Dataset entries on figures
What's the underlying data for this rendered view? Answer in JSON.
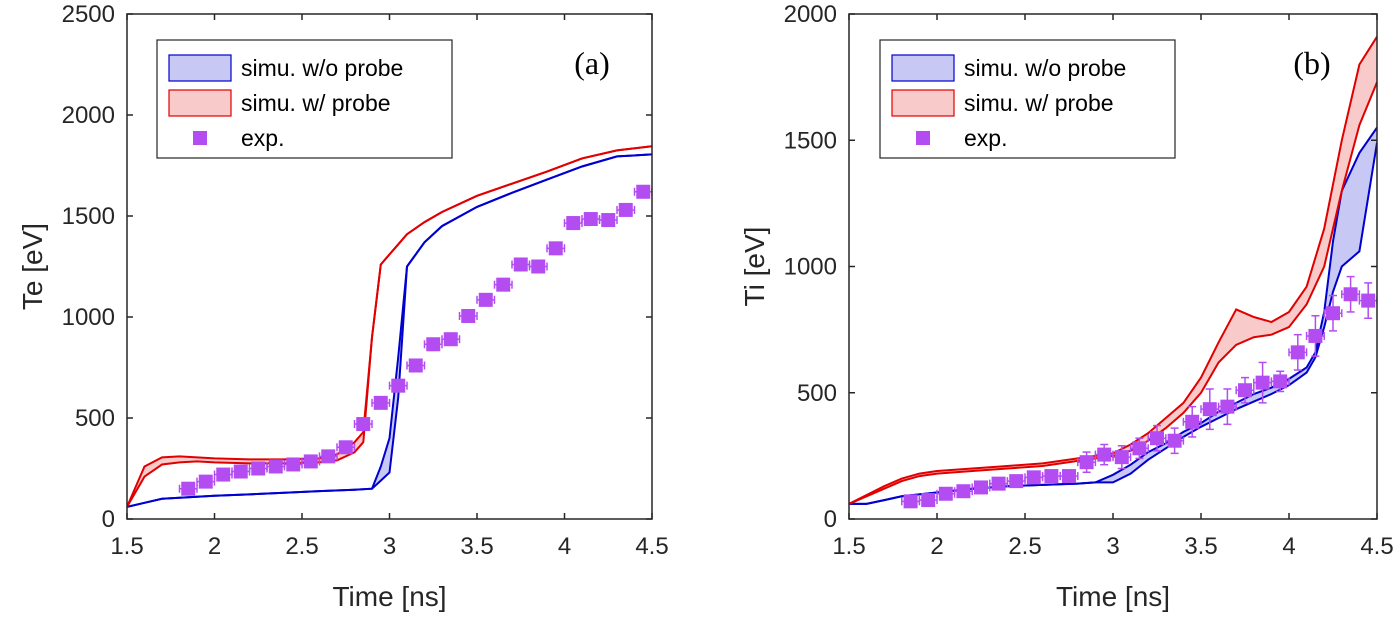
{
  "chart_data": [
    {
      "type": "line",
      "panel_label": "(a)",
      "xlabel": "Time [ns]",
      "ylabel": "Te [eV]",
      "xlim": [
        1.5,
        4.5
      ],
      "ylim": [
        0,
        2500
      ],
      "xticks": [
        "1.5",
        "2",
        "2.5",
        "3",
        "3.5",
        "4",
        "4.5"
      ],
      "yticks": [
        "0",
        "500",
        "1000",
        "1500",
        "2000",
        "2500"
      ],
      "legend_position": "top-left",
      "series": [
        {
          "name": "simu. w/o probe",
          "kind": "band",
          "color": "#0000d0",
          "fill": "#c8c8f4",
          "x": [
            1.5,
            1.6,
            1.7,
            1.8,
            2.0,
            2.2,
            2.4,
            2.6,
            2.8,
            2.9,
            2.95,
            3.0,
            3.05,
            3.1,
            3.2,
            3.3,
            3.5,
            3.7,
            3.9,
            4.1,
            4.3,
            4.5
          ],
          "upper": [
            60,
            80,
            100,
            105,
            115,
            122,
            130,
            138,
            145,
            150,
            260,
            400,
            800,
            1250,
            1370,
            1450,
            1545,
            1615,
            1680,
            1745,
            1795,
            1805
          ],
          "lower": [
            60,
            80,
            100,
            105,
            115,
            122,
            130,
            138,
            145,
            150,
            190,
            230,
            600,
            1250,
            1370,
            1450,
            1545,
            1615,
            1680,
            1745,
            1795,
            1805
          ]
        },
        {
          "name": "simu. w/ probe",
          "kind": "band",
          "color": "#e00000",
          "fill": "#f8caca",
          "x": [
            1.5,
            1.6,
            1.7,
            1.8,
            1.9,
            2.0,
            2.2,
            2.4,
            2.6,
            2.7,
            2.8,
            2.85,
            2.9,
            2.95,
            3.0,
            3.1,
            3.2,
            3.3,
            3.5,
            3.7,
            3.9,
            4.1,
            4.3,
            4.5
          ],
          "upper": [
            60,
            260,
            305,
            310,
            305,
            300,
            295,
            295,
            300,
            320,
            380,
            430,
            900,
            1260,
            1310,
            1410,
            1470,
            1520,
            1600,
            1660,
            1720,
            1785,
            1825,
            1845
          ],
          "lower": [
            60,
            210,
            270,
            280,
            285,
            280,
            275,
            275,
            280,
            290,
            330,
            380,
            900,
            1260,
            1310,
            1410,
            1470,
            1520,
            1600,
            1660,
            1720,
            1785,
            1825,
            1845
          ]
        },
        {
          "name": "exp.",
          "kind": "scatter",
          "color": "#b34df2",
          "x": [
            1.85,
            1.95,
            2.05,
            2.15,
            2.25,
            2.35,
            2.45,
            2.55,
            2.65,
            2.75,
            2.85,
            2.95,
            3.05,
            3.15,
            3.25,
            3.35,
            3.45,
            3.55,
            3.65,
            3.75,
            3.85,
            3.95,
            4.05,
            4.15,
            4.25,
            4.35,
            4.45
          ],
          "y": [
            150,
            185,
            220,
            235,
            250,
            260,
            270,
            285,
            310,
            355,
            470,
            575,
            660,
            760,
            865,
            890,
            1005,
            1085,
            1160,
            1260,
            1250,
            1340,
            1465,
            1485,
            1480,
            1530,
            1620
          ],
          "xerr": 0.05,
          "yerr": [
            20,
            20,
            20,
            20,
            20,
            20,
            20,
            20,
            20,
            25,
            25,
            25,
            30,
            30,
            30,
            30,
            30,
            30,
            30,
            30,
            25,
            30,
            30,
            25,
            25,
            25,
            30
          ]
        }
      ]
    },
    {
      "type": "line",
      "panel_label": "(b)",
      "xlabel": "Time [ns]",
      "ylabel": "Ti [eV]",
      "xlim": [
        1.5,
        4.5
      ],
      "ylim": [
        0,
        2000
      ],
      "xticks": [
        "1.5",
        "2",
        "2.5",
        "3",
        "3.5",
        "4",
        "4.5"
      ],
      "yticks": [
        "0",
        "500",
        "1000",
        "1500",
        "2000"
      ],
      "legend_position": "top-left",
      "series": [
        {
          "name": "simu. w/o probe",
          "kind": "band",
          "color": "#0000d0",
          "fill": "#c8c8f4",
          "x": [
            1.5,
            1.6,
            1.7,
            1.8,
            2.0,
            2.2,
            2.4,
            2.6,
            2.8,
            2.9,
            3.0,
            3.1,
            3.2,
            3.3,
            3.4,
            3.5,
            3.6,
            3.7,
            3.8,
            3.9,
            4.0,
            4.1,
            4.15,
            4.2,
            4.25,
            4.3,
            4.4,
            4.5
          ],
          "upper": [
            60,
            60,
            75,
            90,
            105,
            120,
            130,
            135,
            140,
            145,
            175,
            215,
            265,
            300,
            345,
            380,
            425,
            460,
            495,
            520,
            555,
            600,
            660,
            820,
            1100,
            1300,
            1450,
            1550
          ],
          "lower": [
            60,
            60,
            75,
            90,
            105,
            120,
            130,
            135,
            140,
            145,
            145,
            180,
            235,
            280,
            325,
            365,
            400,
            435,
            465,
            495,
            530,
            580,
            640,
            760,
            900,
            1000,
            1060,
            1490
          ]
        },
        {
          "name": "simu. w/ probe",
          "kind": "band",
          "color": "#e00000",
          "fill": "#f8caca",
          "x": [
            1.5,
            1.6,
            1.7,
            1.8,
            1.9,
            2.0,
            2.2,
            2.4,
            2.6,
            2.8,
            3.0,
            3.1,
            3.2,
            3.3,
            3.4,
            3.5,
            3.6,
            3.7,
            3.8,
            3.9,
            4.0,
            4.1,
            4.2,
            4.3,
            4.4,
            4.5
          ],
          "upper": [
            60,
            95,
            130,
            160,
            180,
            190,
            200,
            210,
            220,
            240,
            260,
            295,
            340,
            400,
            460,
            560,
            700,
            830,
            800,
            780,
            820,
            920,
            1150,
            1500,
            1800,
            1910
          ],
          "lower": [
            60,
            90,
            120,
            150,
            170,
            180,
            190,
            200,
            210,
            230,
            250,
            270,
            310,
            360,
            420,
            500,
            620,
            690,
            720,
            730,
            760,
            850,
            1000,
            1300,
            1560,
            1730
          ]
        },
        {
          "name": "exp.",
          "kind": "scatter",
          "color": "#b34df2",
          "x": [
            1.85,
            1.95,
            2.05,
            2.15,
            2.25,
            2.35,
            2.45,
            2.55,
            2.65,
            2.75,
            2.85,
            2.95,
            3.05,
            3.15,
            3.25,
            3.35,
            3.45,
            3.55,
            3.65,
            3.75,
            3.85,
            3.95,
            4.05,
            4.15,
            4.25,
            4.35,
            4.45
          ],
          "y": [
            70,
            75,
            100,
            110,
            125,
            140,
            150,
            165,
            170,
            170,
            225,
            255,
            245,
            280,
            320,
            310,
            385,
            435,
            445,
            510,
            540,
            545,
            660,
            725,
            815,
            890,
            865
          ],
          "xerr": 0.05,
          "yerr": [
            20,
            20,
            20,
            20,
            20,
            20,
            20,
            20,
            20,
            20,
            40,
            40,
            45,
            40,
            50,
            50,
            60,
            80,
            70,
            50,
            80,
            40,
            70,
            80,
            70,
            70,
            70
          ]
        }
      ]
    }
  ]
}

Task details :: Output the records above exactly; leave out the pictures.

Response to this exercise ::
What's the underlying data for this rendered view? Answer in JSON.
{
  "chart_data": [
    {
      "type": "line",
      "panel_label": "(a)",
      "xlabel": "Time [ns]",
      "ylabel": "Te [eV]",
      "xlim": [
        1.5,
        4.5
      ],
      "ylim": [
        0,
        2500
      ],
      "xticks": [
        "1.5",
        "2",
        "2.5",
        "3",
        "3.5",
        "4",
        "4.5"
      ],
      "yticks": [
        "0",
        "500",
        "1000",
        "1500",
        "2000",
        "2500"
      ],
      "legend_position": "top-left",
      "series": [
        {
          "name": "simu. w/o probe",
          "kind": "band",
          "color": "#0000d0",
          "fill": "#c8c8f4",
          "x": [
            1.5,
            1.6,
            1.7,
            1.8,
            2.0,
            2.2,
            2.4,
            2.6,
            2.8,
            2.9,
            2.95,
            3.0,
            3.05,
            3.1,
            3.2,
            3.3,
            3.5,
            3.7,
            3.9,
            4.1,
            4.3,
            4.5
          ],
          "upper": [
            60,
            80,
            100,
            105,
            115,
            122,
            130,
            138,
            145,
            150,
            260,
            400,
            800,
            1250,
            1370,
            1450,
            1545,
            1615,
            1680,
            1745,
            1795,
            1805
          ],
          "lower": [
            60,
            80,
            100,
            105,
            115,
            122,
            130,
            138,
            145,
            150,
            190,
            230,
            600,
            1250,
            1370,
            1450,
            1545,
            1615,
            1680,
            1745,
            1795,
            1805
          ]
        },
        {
          "name": "simu. w/ probe",
          "kind": "band",
          "color": "#e00000",
          "fill": "#f8caca",
          "x": [
            1.5,
            1.6,
            1.7,
            1.8,
            1.9,
            2.0,
            2.2,
            2.4,
            2.6,
            2.7,
            2.8,
            2.85,
            2.9,
            2.95,
            3.0,
            3.1,
            3.2,
            3.3,
            3.5,
            3.7,
            3.9,
            4.1,
            4.3,
            4.5
          ],
          "upper": [
            60,
            260,
            305,
            310,
            305,
            300,
            295,
            295,
            300,
            320,
            380,
            430,
            900,
            1260,
            1310,
            1410,
            1470,
            1520,
            1600,
            1660,
            1720,
            1785,
            1825,
            1845
          ],
          "lower": [
            60,
            210,
            270,
            280,
            285,
            280,
            275,
            275,
            280,
            290,
            330,
            380,
            900,
            1260,
            1310,
            1410,
            1470,
            1520,
            1600,
            1660,
            1720,
            1785,
            1825,
            1845
          ]
        },
        {
          "name": "exp.",
          "kind": "scatter",
          "color": "#b34df2",
          "x": [
            1.85,
            1.95,
            2.05,
            2.15,
            2.25,
            2.35,
            2.45,
            2.55,
            2.65,
            2.75,
            2.85,
            2.95,
            3.05,
            3.15,
            3.25,
            3.35,
            3.45,
            3.55,
            3.65,
            3.75,
            3.85,
            3.95,
            4.05,
            4.15,
            4.25,
            4.35,
            4.45
          ],
          "y": [
            150,
            185,
            220,
            235,
            250,
            260,
            270,
            285,
            310,
            355,
            470,
            575,
            660,
            760,
            865,
            890,
            1005,
            1085,
            1160,
            1260,
            1250,
            1340,
            1465,
            1485,
            1480,
            1530,
            1620
          ],
          "xerr": 0.05,
          "yerr": [
            20,
            20,
            20,
            20,
            20,
            20,
            20,
            20,
            20,
            25,
            25,
            25,
            30,
            30,
            30,
            30,
            30,
            30,
            30,
            30,
            25,
            30,
            30,
            25,
            25,
            25,
            30
          ]
        }
      ]
    },
    {
      "type": "line",
      "panel_label": "(b)",
      "xlabel": "Time [ns]",
      "ylabel": "Ti [eV]",
      "xlim": [
        1.5,
        4.5
      ],
      "ylim": [
        0,
        2000
      ],
      "xticks": [
        "1.5",
        "2",
        "2.5",
        "3",
        "3.5",
        "4",
        "4.5"
      ],
      "yticks": [
        "0",
        "500",
        "1000",
        "1500",
        "2000"
      ],
      "legend_position": "top-left",
      "series": [
        {
          "name": "simu. w/o probe",
          "kind": "band",
          "color": "#0000d0",
          "fill": "#c8c8f4",
          "x": [
            1.5,
            1.6,
            1.7,
            1.8,
            2.0,
            2.2,
            2.4,
            2.6,
            2.8,
            2.9,
            3.0,
            3.1,
            3.2,
            3.3,
            3.4,
            3.5,
            3.6,
            3.7,
            3.8,
            3.9,
            4.0,
            4.1,
            4.15,
            4.2,
            4.25,
            4.3,
            4.4,
            4.5
          ],
          "upper": [
            60,
            60,
            75,
            90,
            105,
            120,
            130,
            135,
            140,
            145,
            175,
            215,
            265,
            300,
            345,
            380,
            425,
            460,
            495,
            520,
            555,
            600,
            660,
            820,
            1100,
            1300,
            1450,
            1550
          ],
          "lower": [
            60,
            60,
            75,
            90,
            105,
            120,
            130,
            135,
            140,
            145,
            145,
            180,
            235,
            280,
            325,
            365,
            400,
            435,
            465,
            495,
            530,
            580,
            640,
            760,
            900,
            1000,
            1060,
            1490
          ]
        },
        {
          "name": "simu. w/ probe",
          "kind": "band",
          "color": "#e00000",
          "fill": "#f8caca",
          "x": [
            1.5,
            1.6,
            1.7,
            1.8,
            1.9,
            2.0,
            2.2,
            2.4,
            2.6,
            2.8,
            3.0,
            3.1,
            3.2,
            3.3,
            3.4,
            3.5,
            3.6,
            3.7,
            3.8,
            3.9,
            4.0,
            4.1,
            4.2,
            4.3,
            4.4,
            4.5
          ],
          "upper": [
            60,
            95,
            130,
            160,
            180,
            190,
            200,
            210,
            220,
            240,
            260,
            295,
            340,
            400,
            460,
            560,
            700,
            830,
            800,
            780,
            820,
            920,
            1150,
            1500,
            1800,
            1910
          ],
          "lower": [
            60,
            90,
            120,
            150,
            170,
            180,
            190,
            200,
            210,
            230,
            250,
            270,
            310,
            360,
            420,
            500,
            620,
            690,
            720,
            730,
            760,
            850,
            1000,
            1300,
            1560,
            1730
          ]
        },
        {
          "name": "exp.",
          "kind": "scatter",
          "color": "#b34df2",
          "x": [
            1.85,
            1.95,
            2.05,
            2.15,
            2.25,
            2.35,
            2.45,
            2.55,
            2.65,
            2.75,
            2.85,
            2.95,
            3.05,
            3.15,
            3.25,
            3.35,
            3.45,
            3.55,
            3.65,
            3.75,
            3.85,
            3.95,
            4.05,
            4.15,
            4.25,
            4.35,
            4.45
          ],
          "y": [
            70,
            75,
            100,
            110,
            125,
            140,
            150,
            165,
            170,
            170,
            225,
            255,
            245,
            280,
            320,
            310,
            385,
            435,
            445,
            510,
            540,
            545,
            660,
            725,
            815,
            890,
            865
          ],
          "xerr": 0.05,
          "yerr": [
            20,
            20,
            20,
            20,
            20,
            20,
            20,
            20,
            20,
            20,
            40,
            40,
            45,
            40,
            50,
            50,
            60,
            80,
            70,
            50,
            80,
            40,
            70,
            80,
            70,
            70,
            70
          ]
        }
      ]
    }
  ]
}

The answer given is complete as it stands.